§ Written request: Return each line of the listing that contains the string "indicated".

§ Supplied records:
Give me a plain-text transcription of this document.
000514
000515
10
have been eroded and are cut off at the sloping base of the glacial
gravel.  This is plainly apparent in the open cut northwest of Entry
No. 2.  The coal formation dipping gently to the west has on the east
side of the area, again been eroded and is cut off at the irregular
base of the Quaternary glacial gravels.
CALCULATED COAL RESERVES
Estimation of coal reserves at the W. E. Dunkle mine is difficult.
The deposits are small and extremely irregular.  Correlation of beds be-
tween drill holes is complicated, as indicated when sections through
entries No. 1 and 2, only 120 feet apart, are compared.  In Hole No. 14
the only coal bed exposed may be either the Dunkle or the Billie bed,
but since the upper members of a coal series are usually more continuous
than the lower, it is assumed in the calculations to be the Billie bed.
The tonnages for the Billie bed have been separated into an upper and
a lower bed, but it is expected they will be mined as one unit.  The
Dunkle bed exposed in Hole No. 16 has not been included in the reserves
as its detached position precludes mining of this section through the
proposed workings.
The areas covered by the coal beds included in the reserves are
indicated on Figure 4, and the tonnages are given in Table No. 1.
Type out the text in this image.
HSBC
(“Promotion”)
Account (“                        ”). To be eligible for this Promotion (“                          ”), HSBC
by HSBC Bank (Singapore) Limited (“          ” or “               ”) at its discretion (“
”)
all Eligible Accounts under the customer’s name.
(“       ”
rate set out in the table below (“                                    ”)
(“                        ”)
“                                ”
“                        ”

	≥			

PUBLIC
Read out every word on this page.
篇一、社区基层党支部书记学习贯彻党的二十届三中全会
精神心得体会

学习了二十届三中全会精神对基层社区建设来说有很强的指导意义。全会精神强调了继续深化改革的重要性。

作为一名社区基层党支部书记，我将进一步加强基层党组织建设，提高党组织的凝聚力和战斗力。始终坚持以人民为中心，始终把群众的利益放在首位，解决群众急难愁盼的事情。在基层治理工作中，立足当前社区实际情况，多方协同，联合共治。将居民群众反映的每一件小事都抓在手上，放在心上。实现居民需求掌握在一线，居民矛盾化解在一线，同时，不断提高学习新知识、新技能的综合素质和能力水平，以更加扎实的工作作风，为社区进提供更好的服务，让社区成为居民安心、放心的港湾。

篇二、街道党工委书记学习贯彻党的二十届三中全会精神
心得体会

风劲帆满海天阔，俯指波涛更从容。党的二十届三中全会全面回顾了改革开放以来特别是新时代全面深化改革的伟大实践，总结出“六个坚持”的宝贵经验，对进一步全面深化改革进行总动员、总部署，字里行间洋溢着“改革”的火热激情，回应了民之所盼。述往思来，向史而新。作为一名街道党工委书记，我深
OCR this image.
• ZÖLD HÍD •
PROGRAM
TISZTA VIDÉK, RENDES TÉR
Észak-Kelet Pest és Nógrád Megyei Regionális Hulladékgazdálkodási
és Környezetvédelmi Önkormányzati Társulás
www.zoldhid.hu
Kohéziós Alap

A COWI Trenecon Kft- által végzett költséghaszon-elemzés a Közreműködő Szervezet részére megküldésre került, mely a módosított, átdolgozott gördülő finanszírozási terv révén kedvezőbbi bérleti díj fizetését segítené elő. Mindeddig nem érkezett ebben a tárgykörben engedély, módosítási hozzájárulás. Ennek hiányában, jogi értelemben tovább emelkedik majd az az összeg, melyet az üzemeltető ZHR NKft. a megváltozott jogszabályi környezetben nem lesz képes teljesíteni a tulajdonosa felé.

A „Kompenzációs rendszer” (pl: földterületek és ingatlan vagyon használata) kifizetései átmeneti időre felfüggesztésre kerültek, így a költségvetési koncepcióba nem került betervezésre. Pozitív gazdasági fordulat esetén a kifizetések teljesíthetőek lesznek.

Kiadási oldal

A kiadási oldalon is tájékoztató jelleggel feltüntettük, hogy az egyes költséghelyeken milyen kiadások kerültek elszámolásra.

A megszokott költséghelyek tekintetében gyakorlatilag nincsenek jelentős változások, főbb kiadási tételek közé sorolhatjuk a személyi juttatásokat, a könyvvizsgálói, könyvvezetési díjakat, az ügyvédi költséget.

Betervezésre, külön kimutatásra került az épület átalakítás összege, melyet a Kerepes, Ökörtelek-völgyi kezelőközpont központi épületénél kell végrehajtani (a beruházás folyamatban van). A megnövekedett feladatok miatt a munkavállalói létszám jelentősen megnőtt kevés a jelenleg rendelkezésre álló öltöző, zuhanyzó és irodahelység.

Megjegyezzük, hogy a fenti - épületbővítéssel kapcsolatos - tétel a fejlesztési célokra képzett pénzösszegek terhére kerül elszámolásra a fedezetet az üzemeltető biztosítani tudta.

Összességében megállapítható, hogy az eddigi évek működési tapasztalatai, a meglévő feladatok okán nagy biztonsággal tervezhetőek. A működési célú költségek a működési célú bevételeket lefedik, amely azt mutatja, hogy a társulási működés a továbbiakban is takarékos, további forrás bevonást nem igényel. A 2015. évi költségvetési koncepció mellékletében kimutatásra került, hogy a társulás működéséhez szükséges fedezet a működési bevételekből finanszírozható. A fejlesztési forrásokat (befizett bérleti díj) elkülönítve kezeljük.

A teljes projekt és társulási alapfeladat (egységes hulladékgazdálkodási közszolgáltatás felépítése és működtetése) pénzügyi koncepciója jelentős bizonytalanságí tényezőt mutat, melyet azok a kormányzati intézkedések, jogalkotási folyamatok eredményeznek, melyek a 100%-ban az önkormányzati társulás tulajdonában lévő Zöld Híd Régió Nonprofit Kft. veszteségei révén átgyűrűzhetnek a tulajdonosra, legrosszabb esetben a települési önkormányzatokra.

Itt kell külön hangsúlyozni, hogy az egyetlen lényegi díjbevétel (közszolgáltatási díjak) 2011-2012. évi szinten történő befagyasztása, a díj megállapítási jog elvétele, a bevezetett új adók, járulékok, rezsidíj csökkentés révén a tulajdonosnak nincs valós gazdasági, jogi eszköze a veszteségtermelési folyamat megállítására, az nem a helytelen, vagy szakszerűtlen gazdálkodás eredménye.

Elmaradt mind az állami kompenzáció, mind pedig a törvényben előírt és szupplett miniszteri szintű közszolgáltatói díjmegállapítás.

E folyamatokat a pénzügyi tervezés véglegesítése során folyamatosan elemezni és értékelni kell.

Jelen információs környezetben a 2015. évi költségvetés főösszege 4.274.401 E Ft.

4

§ The result:
tween drill holes is complicated, as indicated when sections through
indicated on Figure 4, and the tonnages are given in Table No. 1.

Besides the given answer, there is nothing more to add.